Piper is a really amazing Text-to-Speech project for making your LLM able to talk. I had some initial difficulty using piper on my Ubuntu 22 box, and figured I’d document what I did recently to get all the latest code working. Not a huge article, just sharing what I learned.

Piper really has three major portions and some additional tools to install, but I got it working. If these don’t work on your instance, let me know and I’ll dig through my history and see if there was anything else I missed.
-------
**Activity list**
(A) Translate this sentence from the Piper text into Spanish: "Piper is a really amazing Text-to-Speech project for making your LLM able to talk."
(B) Answer these questions from the Piper text:
(i) On what system did the writer first have trouble using Piper?
(ii) How many major portions does Piper have?
(iii) What will the writer do if the steps don't work on a reader's instance?

(Document layout analysis data)
-------
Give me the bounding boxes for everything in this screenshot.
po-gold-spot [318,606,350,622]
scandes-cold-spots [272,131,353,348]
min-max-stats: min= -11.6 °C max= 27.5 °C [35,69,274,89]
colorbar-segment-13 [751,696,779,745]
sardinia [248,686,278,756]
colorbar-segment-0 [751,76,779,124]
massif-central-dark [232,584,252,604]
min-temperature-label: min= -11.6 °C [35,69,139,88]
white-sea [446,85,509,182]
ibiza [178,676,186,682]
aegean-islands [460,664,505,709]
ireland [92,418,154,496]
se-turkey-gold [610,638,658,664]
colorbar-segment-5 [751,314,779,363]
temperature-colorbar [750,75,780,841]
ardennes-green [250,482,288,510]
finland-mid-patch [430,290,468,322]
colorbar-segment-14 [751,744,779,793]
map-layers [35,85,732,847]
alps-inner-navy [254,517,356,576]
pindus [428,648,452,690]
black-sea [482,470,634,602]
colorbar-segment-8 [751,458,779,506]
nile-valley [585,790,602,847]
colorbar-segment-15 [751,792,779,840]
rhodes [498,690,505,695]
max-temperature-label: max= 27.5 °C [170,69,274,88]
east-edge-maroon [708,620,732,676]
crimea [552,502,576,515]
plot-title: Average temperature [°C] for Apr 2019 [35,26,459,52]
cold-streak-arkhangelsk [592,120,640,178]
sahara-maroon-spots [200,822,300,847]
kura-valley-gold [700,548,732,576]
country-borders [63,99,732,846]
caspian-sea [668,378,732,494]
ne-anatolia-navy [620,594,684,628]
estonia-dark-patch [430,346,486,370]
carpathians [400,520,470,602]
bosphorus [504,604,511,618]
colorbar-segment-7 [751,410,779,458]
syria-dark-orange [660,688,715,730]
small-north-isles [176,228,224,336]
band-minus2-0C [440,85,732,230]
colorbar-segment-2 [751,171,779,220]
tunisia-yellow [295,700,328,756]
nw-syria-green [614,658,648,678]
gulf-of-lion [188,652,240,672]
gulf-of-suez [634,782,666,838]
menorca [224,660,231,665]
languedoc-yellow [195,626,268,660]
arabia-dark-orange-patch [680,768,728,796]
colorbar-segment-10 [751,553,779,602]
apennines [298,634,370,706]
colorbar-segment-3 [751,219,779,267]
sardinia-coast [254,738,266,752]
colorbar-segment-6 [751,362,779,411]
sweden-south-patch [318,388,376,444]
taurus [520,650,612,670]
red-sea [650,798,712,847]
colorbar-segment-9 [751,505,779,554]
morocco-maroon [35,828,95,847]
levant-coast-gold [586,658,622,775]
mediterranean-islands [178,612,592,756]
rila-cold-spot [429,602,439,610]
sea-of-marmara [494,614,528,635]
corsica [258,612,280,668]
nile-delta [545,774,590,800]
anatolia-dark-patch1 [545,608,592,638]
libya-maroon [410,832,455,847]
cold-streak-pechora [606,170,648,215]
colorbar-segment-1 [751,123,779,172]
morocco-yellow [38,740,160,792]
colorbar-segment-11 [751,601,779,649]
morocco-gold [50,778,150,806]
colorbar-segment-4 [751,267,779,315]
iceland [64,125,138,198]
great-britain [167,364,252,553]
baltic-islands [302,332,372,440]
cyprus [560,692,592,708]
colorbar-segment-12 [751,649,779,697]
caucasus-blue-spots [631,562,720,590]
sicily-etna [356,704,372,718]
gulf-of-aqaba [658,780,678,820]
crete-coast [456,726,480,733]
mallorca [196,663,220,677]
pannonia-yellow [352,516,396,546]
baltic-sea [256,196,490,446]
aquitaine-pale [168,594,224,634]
-------
**Responses to the tasks**
(A) Piper es un proyecto de texto a voz realmente increíble para que tu LLM pueda hablar.

(B)
(i) An Ubuntu 22 box.
(ii) Three.
(iii) Dig through their history and see if there was anything else they missed.